*Task:*
Count the lines in the records below that contain the string "with", matching letter case exactly. Give only the number.

*Exercise material:*
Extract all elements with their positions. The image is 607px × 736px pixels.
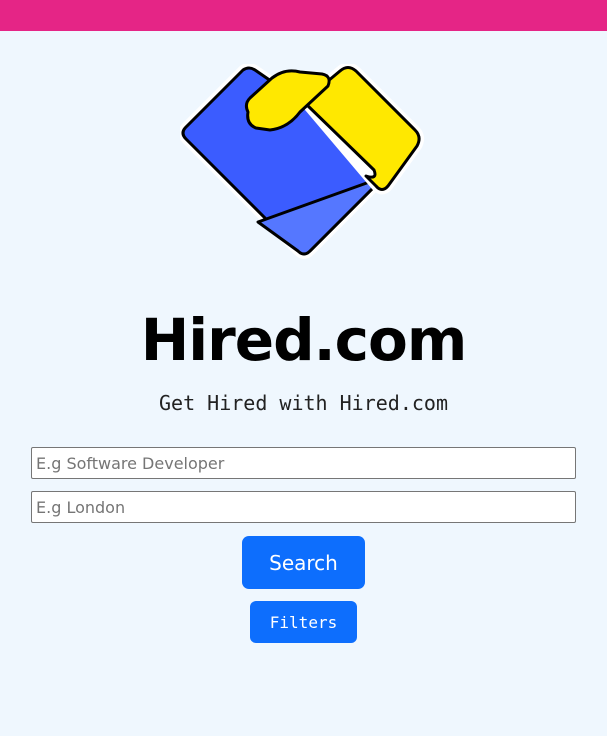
- search-button[interactable]: Search: [242, 536, 365, 589]
- page-title: Hired.com: [140, 306, 468, 374]
- tagline: Get Hired with Hired.com: [159, 391, 448, 415]
- handshake-heart-logo-icon: [180, 64, 425, 259]
- filters-button[interactable]: Filters: [250, 601, 357, 643]
- location-input[interactable]: [31, 491, 576, 523]
- job-title-input[interactable]: [31, 447, 576, 479]
- top-bar: [0, 0, 607, 31]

*Task result:*
2